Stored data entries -
==============================

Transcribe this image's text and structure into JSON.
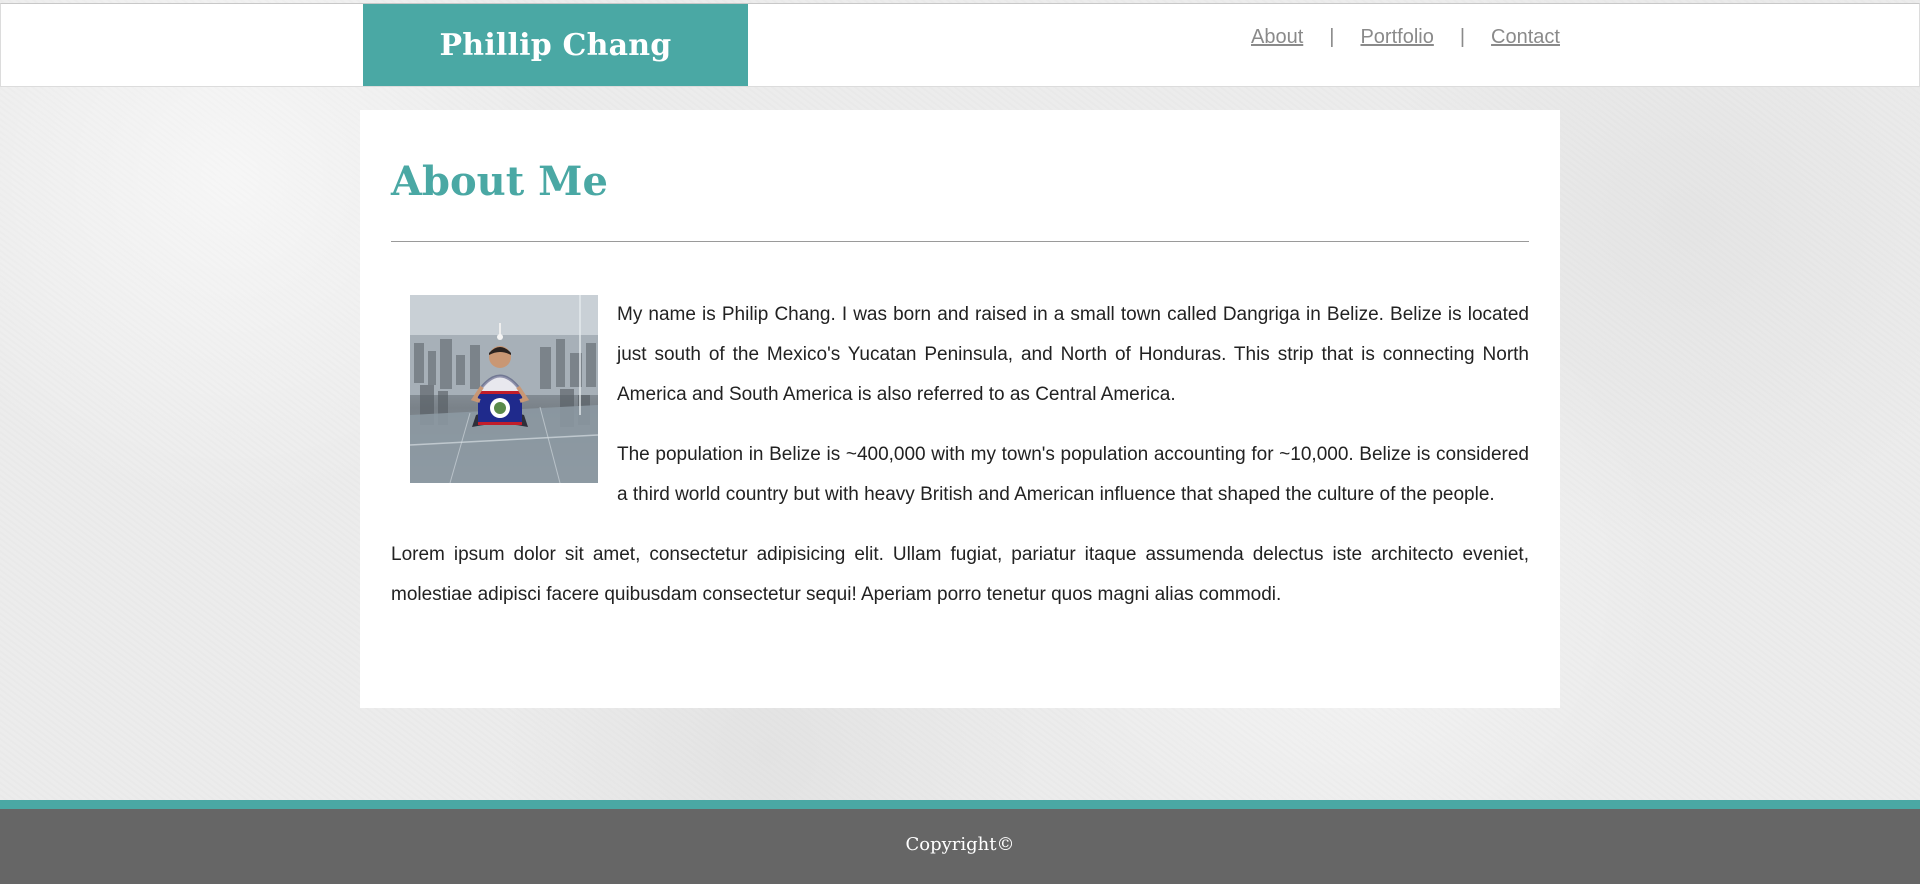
{
  "header": {
    "brand_name": "Phillip Chang",
    "brand_color": "#4aa8a4",
    "nav": {
      "items": [
        {
          "label": "About"
        },
        {
          "label": "Portfolio"
        },
        {
          "label": "Contact"
        }
      ],
      "separator": "|"
    }
  },
  "main": {
    "title": "About Me",
    "accent_color": "#4aa8a4",
    "photo": {
      "icon": "profile-photo"
    },
    "paragraphs": [
      "My name is Philip Chang. I was born and raised in a small town called Dangriga in Belize. Belize is located just south of the Mexico's Yucatan Peninsula, and North of Honduras. This strip that is connecting North America and South America is also referred to as Central America.",
      "The population in Belize is ~400,000 with my town's population accounting for ~10,000. Belize is considered a third world country but with heavy British and American influence that shaped the culture of the people.",
      "Lorem ipsum dolor sit amet, consectetur adipisicing elit. Ullam fugiat, pariatur itaque assumenda delectus iste architecto eveniet, molestiae adipisci facere quibusdam consectetur sequi! Aperiam porro tenetur quos magni alias commodi."
    ]
  },
  "footer": {
    "copyright": "Copyright©",
    "background_color": "#666666",
    "stripe_color": "#4aa8a4"
  }
}
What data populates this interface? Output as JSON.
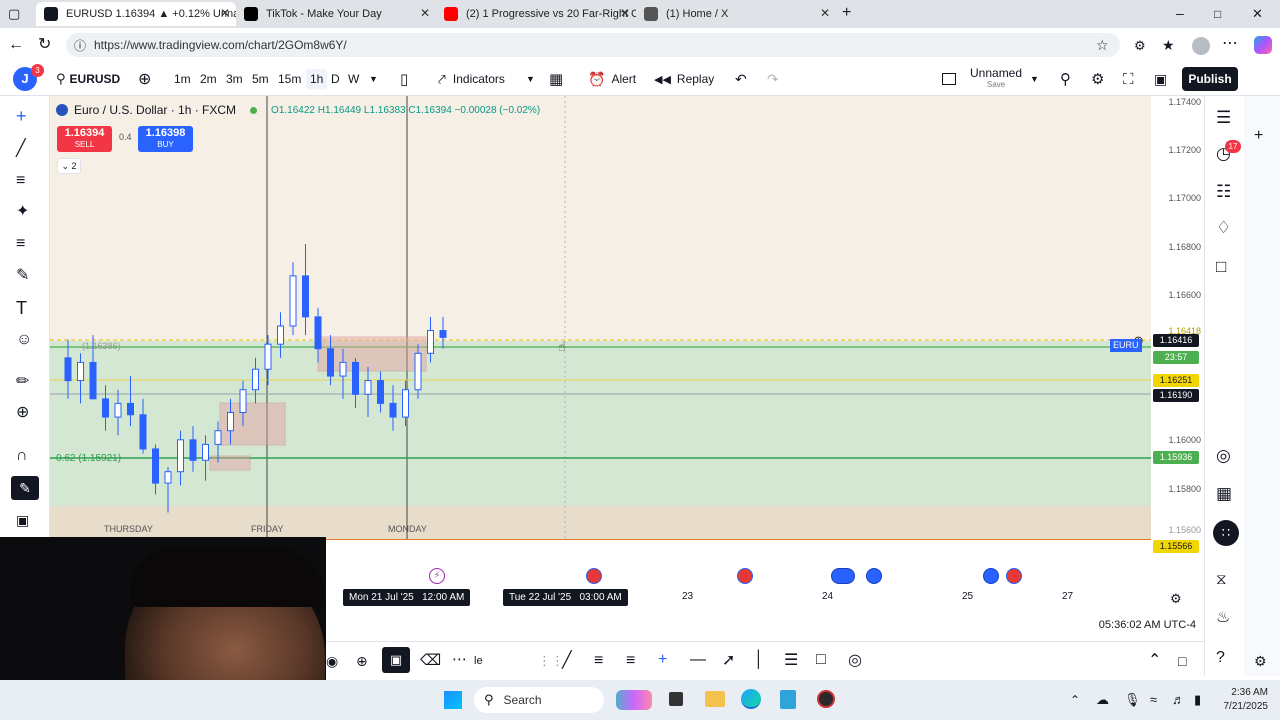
{
  "browser": {
    "tabs": [
      {
        "title": "EURUSD 1.16394 ▲ +0.12% Unna",
        "color": "#131722",
        "active": true
      },
      {
        "title": "TikTok - Make Your Day",
        "color": "#000000",
        "active": false
      },
      {
        "title": "(2) 1 Progressive vs 20 Far-Right C",
        "color": "#ff0000",
        "active": false
      },
      {
        "title": "(1) Home / X",
        "color": "#000000",
        "active": false
      }
    ],
    "url": "https://www.tradingview.com/chart/2GOm8w6Y/"
  },
  "header": {
    "avatar_letter": "J",
    "avatar_badge": "3",
    "symbol": "EURUSD",
    "intervals": [
      "1m",
      "2m",
      "3m",
      "5m",
      "15m",
      "1h",
      "D",
      "W"
    ],
    "active_interval": "1h",
    "indicators_label": "Indicators",
    "alert_label": "Alert",
    "replay_label": "Replay",
    "layout_name": "Unnamed",
    "layout_sub": "Save",
    "publish_label": "Publish"
  },
  "legend": {
    "title": "Euro / U.S. Dollar · 1h · FXCM",
    "ohlc": "O1.16422 H1.16449 L1.16383 C1.16394 −0.00028 (−0.02%)",
    "sell_price": "1.16394",
    "sell_label": "SELL",
    "spread": "0.4",
    "buy_price": "1.16398",
    "buy_label": "BUY",
    "collapse_count": "2"
  },
  "chart": {
    "fib_label_upper": "(1.16386)",
    "fib_label_lower": "0.62 (1.15921)",
    "day_labels": [
      "THURSDAY",
      "FRIDAY",
      "MONDAY"
    ],
    "symbol_tag": "EURU"
  },
  "price_axis": {
    "labels": [
      "1.17400",
      "1.17200",
      "1.17000",
      "1.16800",
      "1.16600",
      "1.16000",
      "1.15800",
      "1.15600"
    ],
    "badges": [
      {
        "text": "1.16416",
        "color": "#131722"
      },
      {
        "text": "23:57",
        "color": "#4caf50"
      },
      {
        "text": "1.16251",
        "color": "#f2d600"
      },
      {
        "text": "1.16190",
        "color": "#131722"
      },
      {
        "text": "1.15936",
        "color": "#4caf50"
      },
      {
        "text": "1.15566",
        "color": "#f2d600"
      }
    ],
    "partial": "1.16418"
  },
  "time_axis": {
    "cursor_left": "Mon 21 Jul '25",
    "cursor_left_time": "12:00 AM",
    "cursor_right": "Tue 22 Jul '25",
    "cursor_right_time": "03:00 AM",
    "days": [
      "23",
      "24",
      "25",
      "27"
    ],
    "clock": "05:36:02 AM UTC-4"
  },
  "right_toolbar": {
    "alerts_badge": "17"
  },
  "taskbar": {
    "search": "Search",
    "time": "2:36 AM",
    "date": "7/21/2025"
  },
  "partial_text": "le",
  "chart_data": {
    "type": "candlestick",
    "title": "Euro / U.S. Dollar · 1h · FXCM",
    "ylim": [
      1.155,
      1.1745
    ],
    "day_separators": [
      "FRIDAY",
      "MONDAY"
    ],
    "candles": [
      [
        1.163,
        1.1638,
        1.1612,
        1.162
      ],
      [
        1.162,
        1.1632,
        1.161,
        1.1628
      ],
      [
        1.1628,
        1.164,
        1.1622,
        1.1612
      ],
      [
        1.1612,
        1.1618,
        1.1598,
        1.1604
      ],
      [
        1.1604,
        1.1616,
        1.1596,
        1.161
      ],
      [
        1.161,
        1.1622,
        1.16,
        1.1605
      ],
      [
        1.1605,
        1.1612,
        1.1588,
        1.159
      ],
      [
        1.159,
        1.1592,
        1.157,
        1.1575
      ],
      [
        1.1575,
        1.1582,
        1.1562,
        1.158
      ],
      [
        1.158,
        1.1598,
        1.1574,
        1.1594
      ],
      [
        1.1594,
        1.16,
        1.158,
        1.1585
      ],
      [
        1.1585,
        1.1596,
        1.1576,
        1.1592
      ],
      [
        1.1592,
        1.1602,
        1.1584,
        1.1598
      ],
      [
        1.1598,
        1.1612,
        1.1592,
        1.1606
      ],
      [
        1.1606,
        1.162,
        1.16,
        1.1616
      ],
      [
        1.1616,
        1.163,
        1.161,
        1.1625
      ],
      [
        1.1625,
        1.164,
        1.1618,
        1.1636
      ],
      [
        1.1636,
        1.165,
        1.163,
        1.1644
      ],
      [
        1.1644,
        1.1672,
        1.164,
        1.1666
      ],
      [
        1.1666,
        1.168,
        1.164,
        1.1648
      ],
      [
        1.1648,
        1.1652,
        1.1628,
        1.1634
      ],
      [
        1.1634,
        1.164,
        1.1618,
        1.1622
      ],
      [
        1.1622,
        1.1634,
        1.1612,
        1.1628
      ],
      [
        1.1628,
        1.163,
        1.1608,
        1.1614
      ],
      [
        1.1614,
        1.1626,
        1.1604,
        1.162
      ],
      [
        1.162,
        1.1624,
        1.1606,
        1.161
      ],
      [
        1.161,
        1.1618,
        1.1598,
        1.1604
      ],
      [
        1.1604,
        1.162,
        1.16,
        1.1616
      ],
      [
        1.1616,
        1.1636,
        1.1612,
        1.1632
      ],
      [
        1.1632,
        1.1648,
        1.1628,
        1.1642
      ],
      [
        1.1642,
        1.1648,
        1.1634,
        1.1639
      ]
    ]
  }
}
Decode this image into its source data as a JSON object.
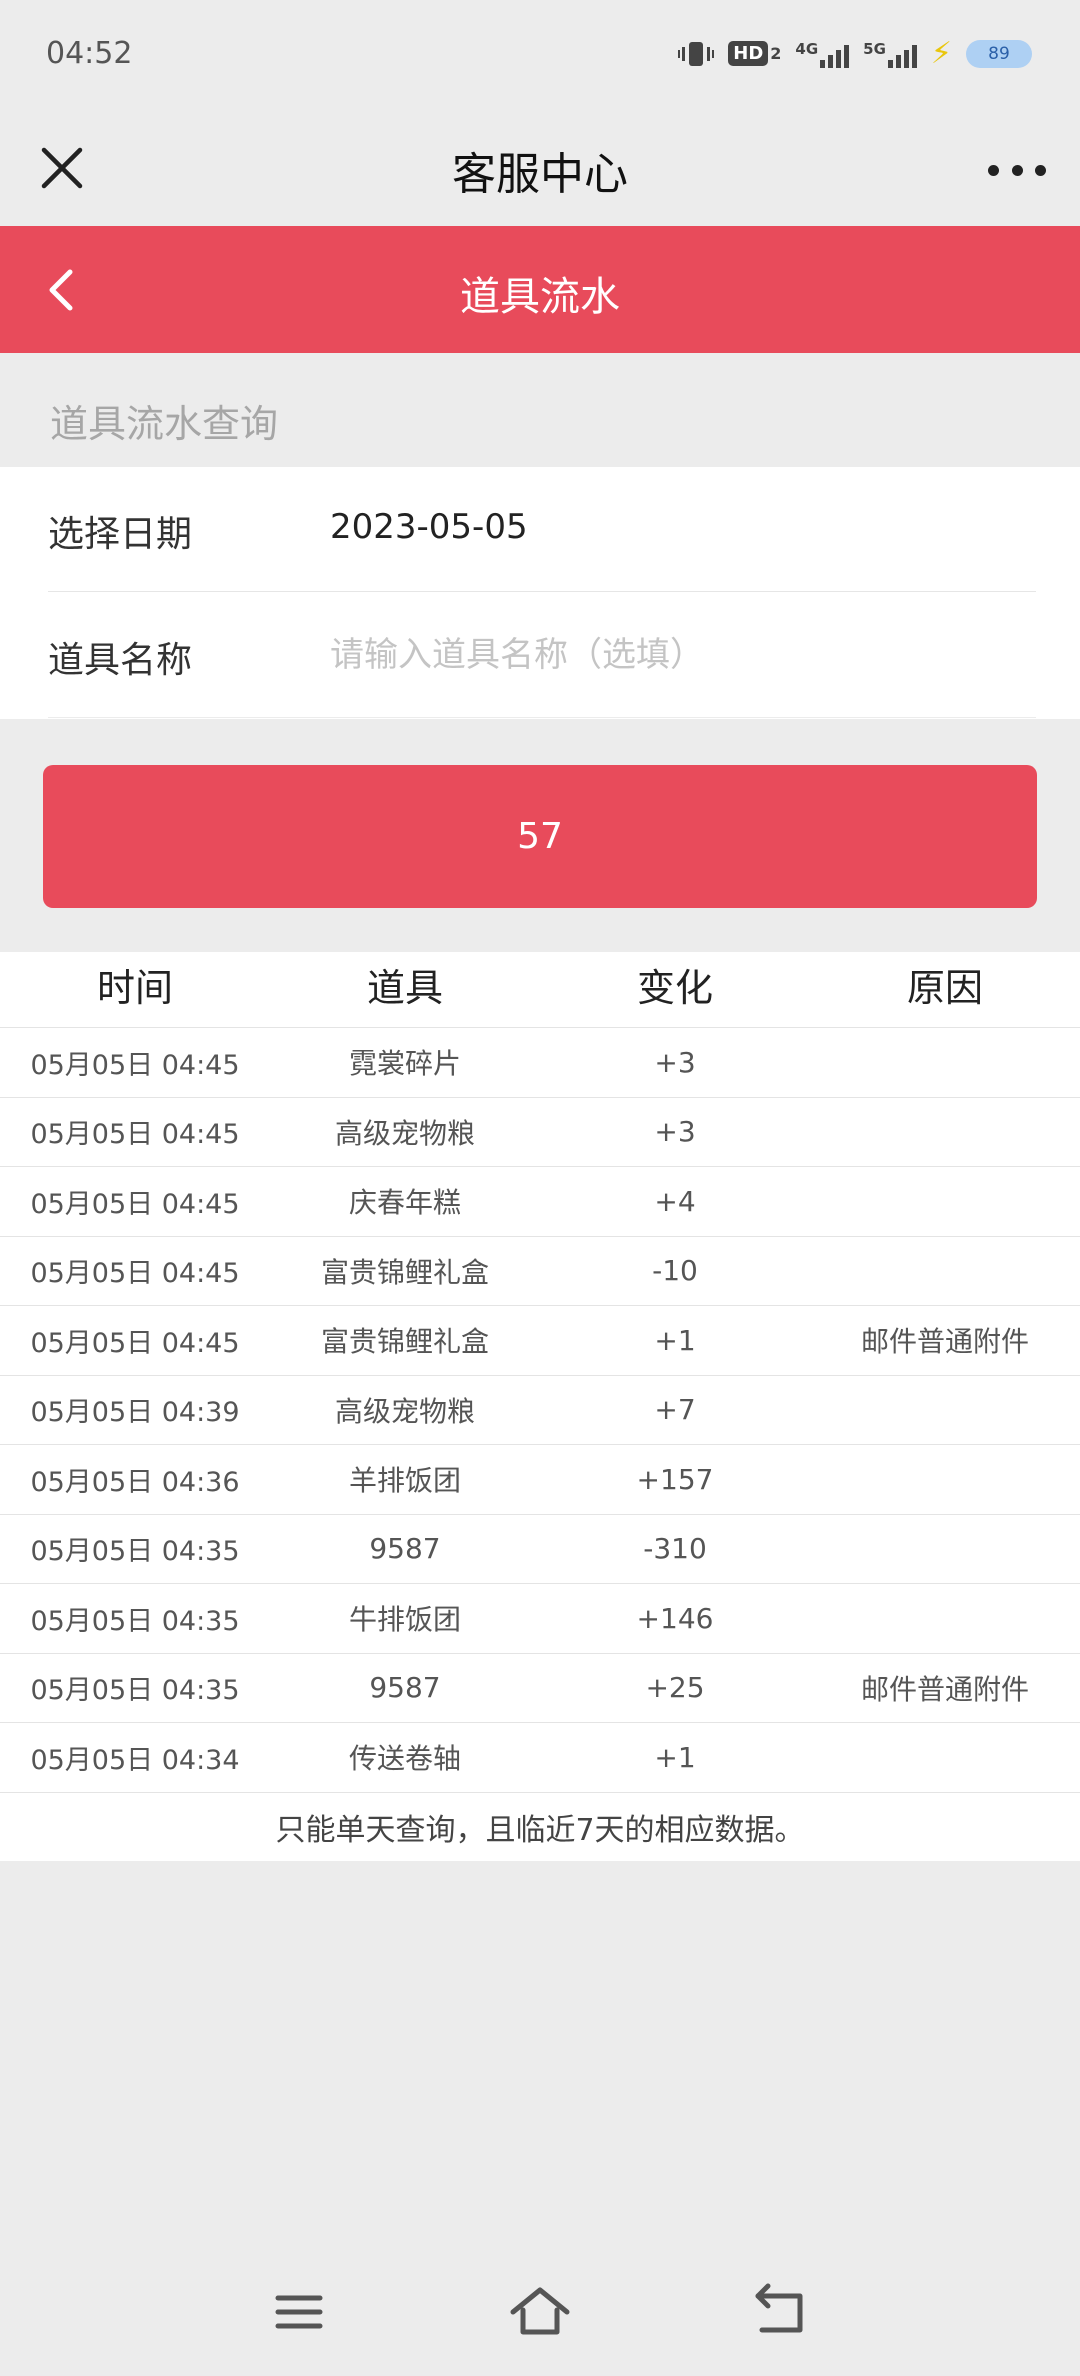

==============================

REQUIREMENT -
Write out the listing word for word, omitting the pictures it holds.

FULL ANSWER -
Transcribe this image's text and structure into JSON.
{
  "header": {
    "brand_name": "Phillip Chang",
    "brand_color": "#4aa8a4",
    "nav": {
      "items": [
        {
          "label": "About"
        },
        {
          "label": "Portfolio"
        },
        {
          "label": "Contact"
        }
      ],
      "separator": "|"
    }
  },
  "main": {
    "title": "About Me",
    "accent_color": "#4aa8a4",
    "photo": {
      "icon": "profile-photo"
    },
    "paragraphs": [
      "My name is Philip Chang. I was born and raised in a small town called Dangriga in Belize. Belize is located just south of the Mexico's Yucatan Peninsula, and North of Honduras. This strip that is connecting North America and South America is also referred to as Central America.",
      "The population in Belize is ~400,000 with my town's population accounting for ~10,000. Belize is considered a third world country but with heavy British and American influence that shaped the culture of the people.",
      "Lorem ipsum dolor sit amet, consectetur adipisicing elit. Ullam fugiat, pariatur itaque assumenda delectus iste architecto eveniet, molestiae adipisci facere quibusdam consectetur sequi! Aperiam porro tenetur quos magni alias commodi."
    ]
  },
  "footer": {
    "copyright": "Copyright©",
    "background_color": "#666666",
    "stripe_color": "#4aa8a4"
  }
}
What data populates this interface? Output as JSON.
{
  "browser": {
    "tabs": [
      {
        "title": "EURUSD 1.16394 ▲ +0.12% Unna",
        "color": "#131722",
        "active": true
      },
      {
        "title": "TikTok - Make Your Day",
        "color": "#000000",
        "active": false
      },
      {
        "title": "(2) 1 Progressive vs 20 Far-Right C",
        "color": "#ff0000",
        "active": false
      },
      {
        "title": "(1) Home / X",
        "color": "#000000",
        "active": false
      }
    ],
    "url": "https://www.tradingview.com/chart/2GOm8w6Y/"
  },
  "header": {
    "avatar_letter": "J",
    "avatar_badge": "3",
    "symbol": "EURUSD",
    "intervals": [
      "1m",
      "2m",
      "3m",
      "5m",
      "15m",
      "1h",
      "D",
      "W"
    ],
    "active_interval": "1h",
    "indicators_label": "Indicators",
    "alert_label": "Alert",
    "replay_label": "Replay",
    "layout_name": "Unnamed",
    "layout_sub": "Save",
    "publish_label": "Publish"
  },
  "legend": {
    "title": "Euro / U.S. Dollar · 1h · FXCM",
    "ohlc": "O1.16422 H1.16449 L1.16383 C1.16394 −0.00028 (−0.02%)",
    "sell_price": "1.16394",
    "sell_label": "SELL",
    "spread": "0.4",
    "buy_price": "1.16398",
    "buy_label": "BUY",
    "collapse_count": "2"
  },
  "chart": {
    "fib_label_upper": "(1.16386)",
    "fib_label_lower": "0.62 (1.15921)",
    "day_labels": [
      "THURSDAY",
      "FRIDAY",
      "MONDAY"
    ],
    "symbol_tag": "EURU"
  },
  "price_axis": {
    "labels": [
      "1.17400",
      "1.17200",
      "1.17000",
      "1.16800",
      "1.16600",
      "1.16000",
      "1.15800",
      "1.15600"
    ],
    "badges": [
      {
        "text": "1.16416",
        "color": "#131722"
      },
      {
        "text": "23:57",
        "color": "#4caf50"
      },
      {
        "text": "1.16251",
        "color": "#f2d600"
      },
      {
        "text": "1.16190",
        "color": "#131722"
      },
      {
        "text": "1.15936",
        "color": "#4caf50"
      },
      {
        "text": "1.15566",
        "color": "#f2d600"
      }
    ],
    "partial": "1.16418"
  },
  "time_axis": {
    "cursor_left": "Mon 21 Jul '25",
    "cursor_left_time": "12:00 AM",
    "cursor_right": "Tue 22 Jul '25",
    "cursor_right_time": "03:00 AM",
    "days": [
      "23",
      "24",
      "25",
      "27"
    ],
    "clock": "05:36:02 AM UTC-4"
  },
  "right_toolbar": {
    "alerts_badge": "17"
  },
  "taskbar": {
    "search": "Search",
    "time": "2:36 AM",
    "date": "7/21/2025"
  },
  "partial_text": "le",
  "chart_data": {
    "type": "candlestick",
    "title": "Euro / U.S. Dollar · 1h · FXCM",
    "ylim": [
      1.155,
      1.1745
    ],
    "day_separators": [
      "FRIDAY",
      "MONDAY"
    ],
    "candles": [
      [
        1.163,
        1.1638,
        1.1612,
        1.162
      ],
      [
        1.162,
        1.1632,
        1.161,
        1.1628
      ],
      [
        1.1628,
        1.164,
        1.1622,
        1.1612
      ],
      [
        1.1612,
        1.1618,
        1.1598,
        1.1604
      ],
      [
        1.1604,
        1.1616,
        1.1596,
        1.161
      ],
      [
        1.161,
        1.1622,
        1.16,
        1.1605
      ],
      [
        1.1605,
        1.1612,
        1.1588,
        1.159
      ],
      [
        1.159,
        1.1592,
        1.157,
        1.1575
      ],
      [
        1.1575,
        1.1582,
        1.1562,
        1.158
      ],
      [
        1.158,
        1.1598,
        1.1574,
        1.1594
      ],
      [
        1.1594,
        1.16,
        1.158,
        1.1585
      ],
      [
        1.1585,
        1.1596,
        1.1576,
        1.1592
      ],
      [
        1.1592,
        1.1602,
        1.1584,
        1.1598
      ],
      [
        1.1598,
        1.1612,
        1.1592,
        1.1606
      ],
      [
        1.1606,
        1.162,
        1.16,
        1.1616
      ],
      [
        1.1616,
        1.163,
        1.161,
        1.1625
      ],
      [
        1.1625,
        1.164,
        1.1618,
        1.1636
      ],
      [
        1.1636,
        1.165,
        1.163,
        1.1644
      ],
      [
        1.1644,
        1.1672,
        1.164,
        1.1666
      ],
      [
        1.1666,
        1.168,
        1.164,
        1.1648
      ],
      [
        1.1648,
        1.1652,
        1.1628,
        1.1634
      ],
      [
        1.1634,
        1.164,
        1.1618,
        1.1622
      ],
      [
        1.1622,
        1.1634,
        1.1612,
        1.1628
      ],
      [
        1.1628,
        1.163,
        1.1608,
        1.1614
      ],
      [
        1.1614,
        1.1626,
        1.1604,
        1.162
      ],
      [
        1.162,
        1.1624,
        1.1606,
        1.161
      ],
      [
        1.161,
        1.1618,
        1.1598,
        1.1604
      ],
      [
        1.1604,
        1.162,
        1.16,
        1.1616
      ],
      [
        1.1616,
        1.1636,
        1.1612,
        1.1632
      ],
      [
        1.1632,
        1.1648,
        1.1628,
        1.1642
      ],
      [
        1.1642,
        1.1648,
        1.1634,
        1.1639
      ]
    ]
  }
}
Decode this image into its source data as a JSON object.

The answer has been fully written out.